_Exercise_: Which lines in the data below contain the string "heading"? List every such line in full.

_Material provided_:
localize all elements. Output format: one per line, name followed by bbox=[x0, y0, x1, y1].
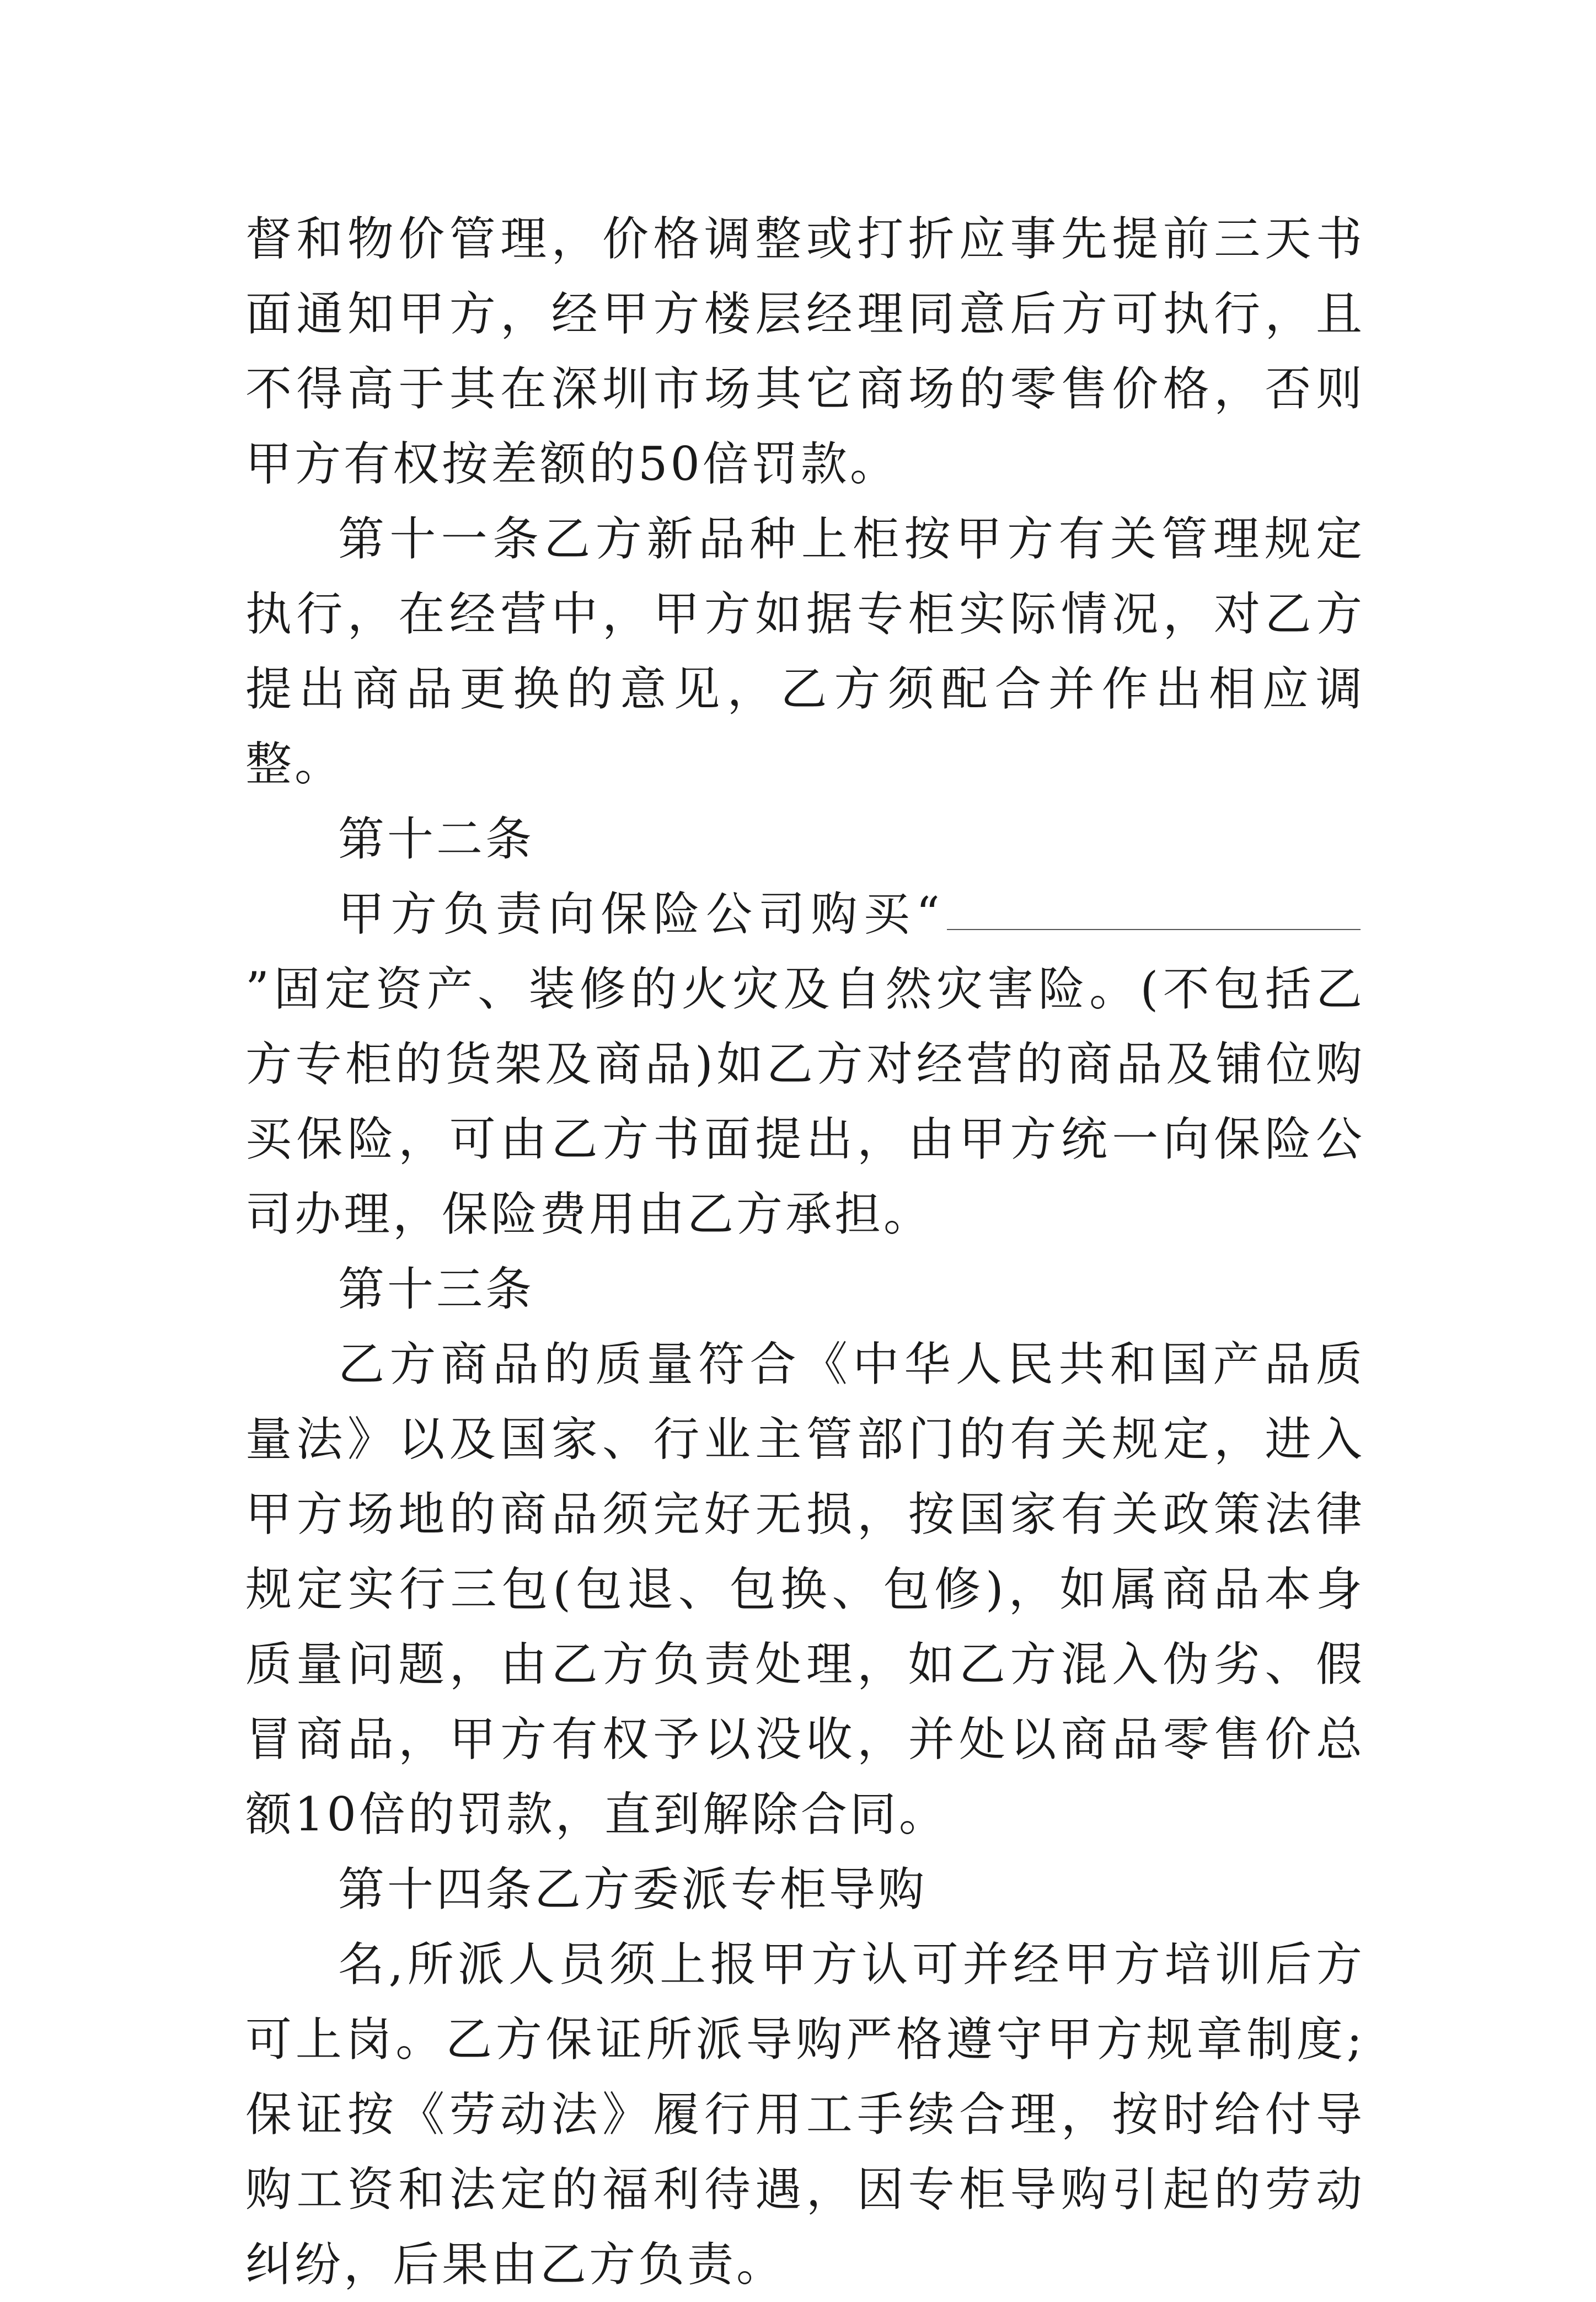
paragraph-text: 乙方商品的质量符合《中华人民共和国产品质量法》以及国家、行业主管部门的有关规定，进入甲方场地的商品须完好无损，按国家有关政策法律规定实行三包(包退、包换、包修)，如属商品本身质量问题，由乙方负责处理，如乙方混入伪劣、假冒商品，甲方有权予以没收，并处以商品零售价总额10倍的罚款，直到解除合同。 bbox=[245, 1337, 1365, 1841]
paragraph-text: 名,所派人员须上报甲方认可并经甲方培训后方可上岗。乙方保证所派导购严格遵守甲方规章制度;保证按《劳动法》履行用工手续合理，按时给付导购工资和法定的福利待遇，因专柜导购引起的劳动纠纷，后果由乙方负责。 bbox=[245, 1937, 1365, 2292]
paragraph-text: 甲方负责向保险公司购买“ bbox=[338, 887, 942, 941]
article-heading: 第十四条乙方委派专柜导购 bbox=[338, 1862, 928, 1916]
paragraph-staff bbox=[245, 1927, 1365, 2302]
article-heading: 第十二条 bbox=[338, 812, 535, 866]
paragraph-text: 第十一条乙方新品种上柜按甲方有关管理规定执行，在经营中，甲方如据专柜实际情况，对乙方提出商品更换的意见，乙方须配合并作出相应调整。 bbox=[245, 512, 1365, 791]
paragraph-quality bbox=[245, 1327, 1365, 1852]
heading-article-13 bbox=[245, 1252, 1365, 1327]
paragraph-price-management bbox=[245, 201, 1365, 501]
paragraph-text: 督和物价管理，价格调整或打折应事先提前三天书面通知甲方，经甲方楼层经理同意后方可执行，且不得高于其在深圳市场其它商场的零售价格，否则甲方有权按差额的50倍罚款。 bbox=[245, 212, 1365, 491]
fill-in-blank[interactable] bbox=[947, 890, 1361, 930]
heading-article-14 bbox=[245, 1852, 1365, 1927]
article-heading: 第十三条 bbox=[338, 1262, 535, 1316]
paragraph-article-11 bbox=[245, 501, 1365, 802]
document-body bbox=[245, 201, 1365, 2302]
paragraph-text: ”固定资产、装修的火灾及自然灾害险。(不包括乙方专柜的货架及商品)如乙方对经营的商品及铺位购买保险，可由乙方书面提出，由甲方统一向保险公司办理，保险费用由乙方承担。 bbox=[245, 962, 1365, 1241]
heading-article-12 bbox=[245, 802, 1365, 877]
paragraph-insurance bbox=[245, 877, 1365, 1252]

_Output of the task_:
article-heading: 第十四条乙方委派专柜导购 bbox=[338, 1862, 928, 1916]
article-heading: 第十二条 bbox=[338, 812, 535, 866]
heading-article-13 bbox=[245, 1252, 1365, 1327]
heading-article-14 bbox=[245, 1852, 1365, 1927]
article-heading: 第十三条 bbox=[338, 1262, 535, 1316]
heading-article-12 bbox=[245, 802, 1365, 877]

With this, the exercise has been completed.